* **DATA SUPPLIED**:
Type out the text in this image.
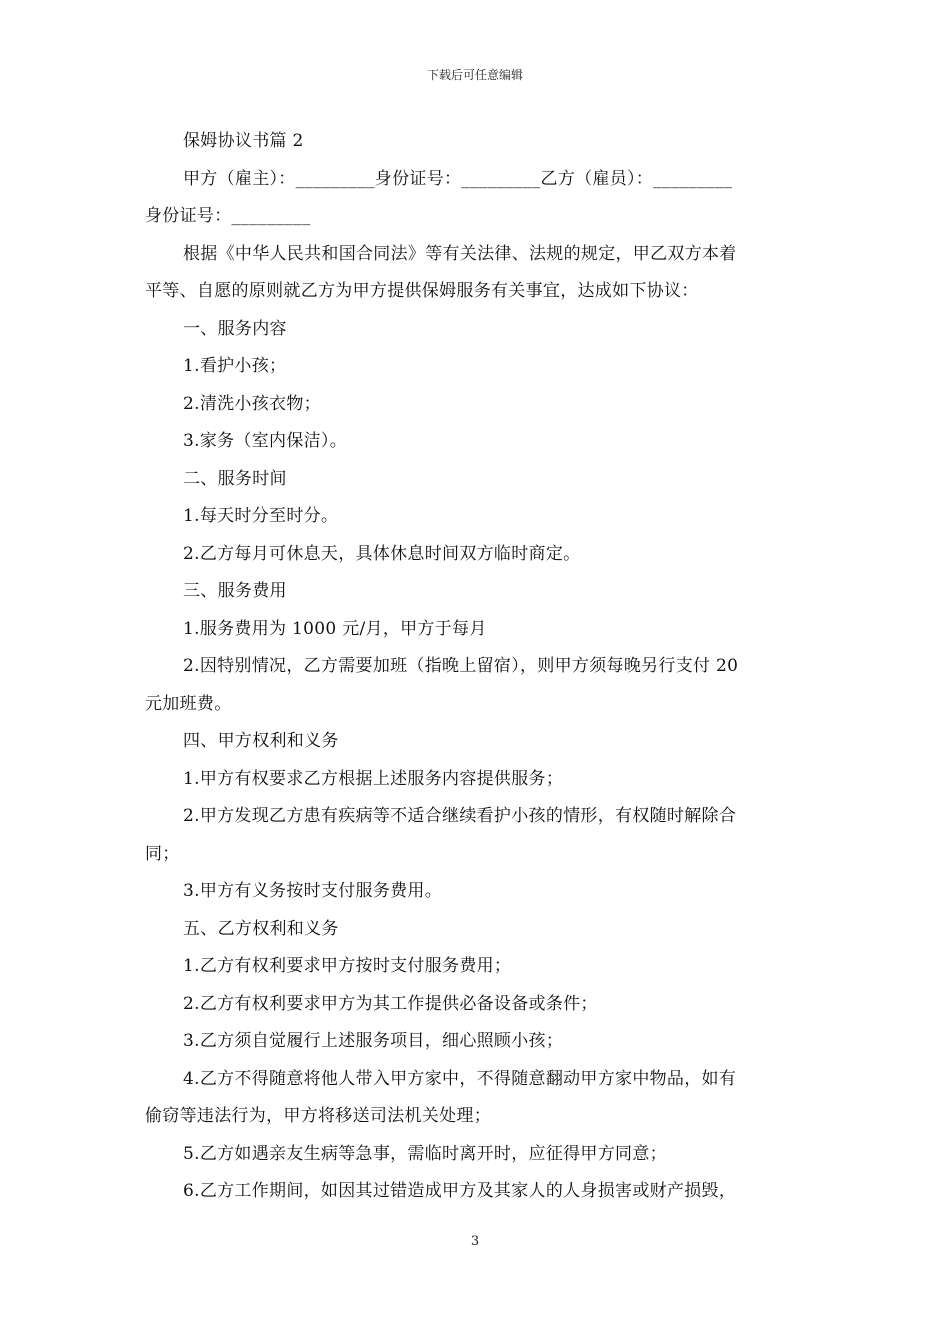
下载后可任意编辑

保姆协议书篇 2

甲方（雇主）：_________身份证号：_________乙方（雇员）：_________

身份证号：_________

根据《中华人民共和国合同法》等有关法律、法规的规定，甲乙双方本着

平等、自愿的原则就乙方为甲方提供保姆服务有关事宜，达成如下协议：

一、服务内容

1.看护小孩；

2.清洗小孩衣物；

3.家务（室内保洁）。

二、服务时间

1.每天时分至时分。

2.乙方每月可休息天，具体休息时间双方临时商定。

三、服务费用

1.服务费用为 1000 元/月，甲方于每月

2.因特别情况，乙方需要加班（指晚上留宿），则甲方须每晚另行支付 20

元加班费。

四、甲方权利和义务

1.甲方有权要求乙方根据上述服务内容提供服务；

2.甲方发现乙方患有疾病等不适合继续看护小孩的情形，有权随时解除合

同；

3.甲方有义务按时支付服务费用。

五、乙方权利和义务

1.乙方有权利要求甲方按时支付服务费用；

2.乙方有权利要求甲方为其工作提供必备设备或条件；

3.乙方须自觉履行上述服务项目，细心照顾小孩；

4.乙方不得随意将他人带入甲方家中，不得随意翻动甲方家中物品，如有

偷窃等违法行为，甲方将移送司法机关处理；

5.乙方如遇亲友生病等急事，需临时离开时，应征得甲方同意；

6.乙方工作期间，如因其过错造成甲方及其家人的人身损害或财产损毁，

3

...

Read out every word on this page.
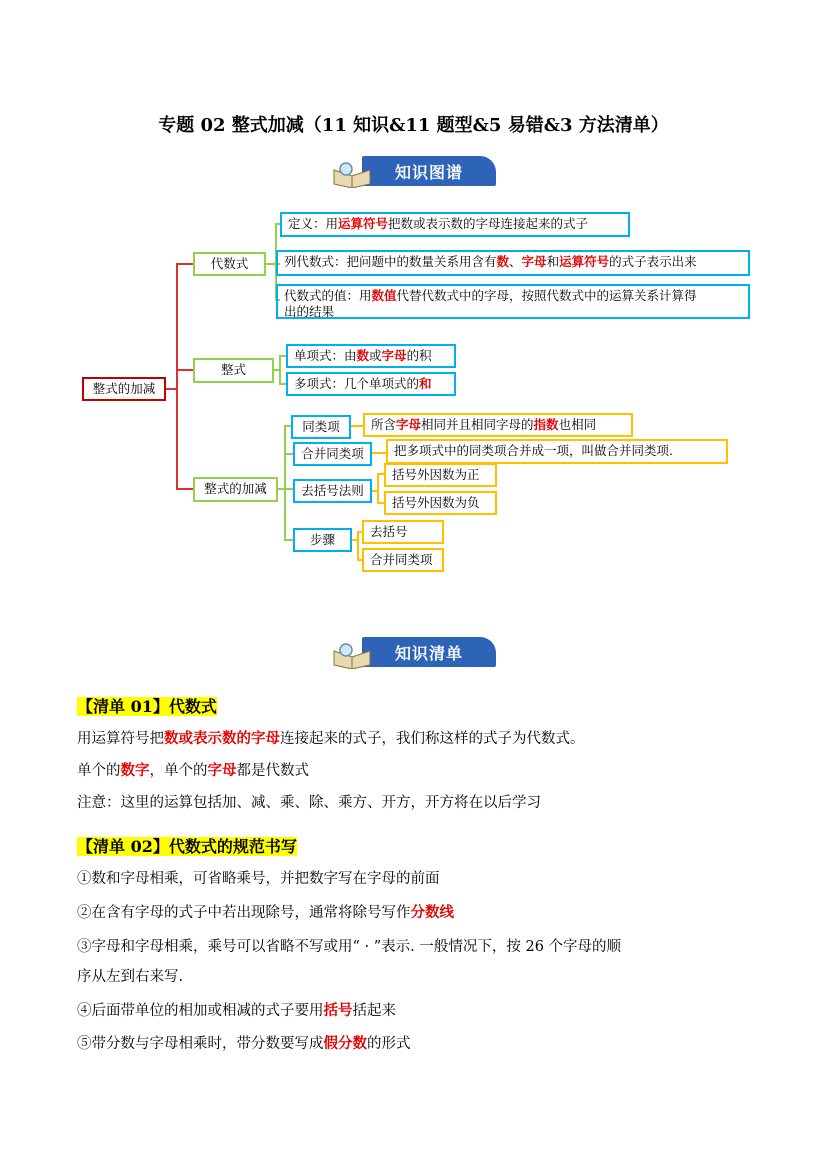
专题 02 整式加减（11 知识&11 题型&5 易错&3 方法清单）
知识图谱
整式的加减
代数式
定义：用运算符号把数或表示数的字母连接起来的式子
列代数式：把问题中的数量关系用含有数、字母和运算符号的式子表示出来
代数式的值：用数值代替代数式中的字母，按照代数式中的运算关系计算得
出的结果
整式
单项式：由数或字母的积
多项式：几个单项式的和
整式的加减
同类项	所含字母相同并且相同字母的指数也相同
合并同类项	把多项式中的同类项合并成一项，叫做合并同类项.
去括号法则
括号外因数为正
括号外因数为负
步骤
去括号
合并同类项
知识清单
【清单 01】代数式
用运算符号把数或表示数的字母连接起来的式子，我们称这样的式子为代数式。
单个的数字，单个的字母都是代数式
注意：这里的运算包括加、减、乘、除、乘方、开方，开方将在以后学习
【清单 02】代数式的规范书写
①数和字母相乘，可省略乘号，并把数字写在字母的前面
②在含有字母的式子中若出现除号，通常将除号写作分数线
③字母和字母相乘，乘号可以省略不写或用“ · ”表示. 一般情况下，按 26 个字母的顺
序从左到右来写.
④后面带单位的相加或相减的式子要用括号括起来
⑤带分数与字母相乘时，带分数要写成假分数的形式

* **WHAT THE EXERCISE ASKS**: Report all lines of the data that include the word "合并同类项".

* **EXERCISE SOLUTION**:
合并同类项	把多项式中的同类项合并成一项，叫做合并同类项.
合并同类项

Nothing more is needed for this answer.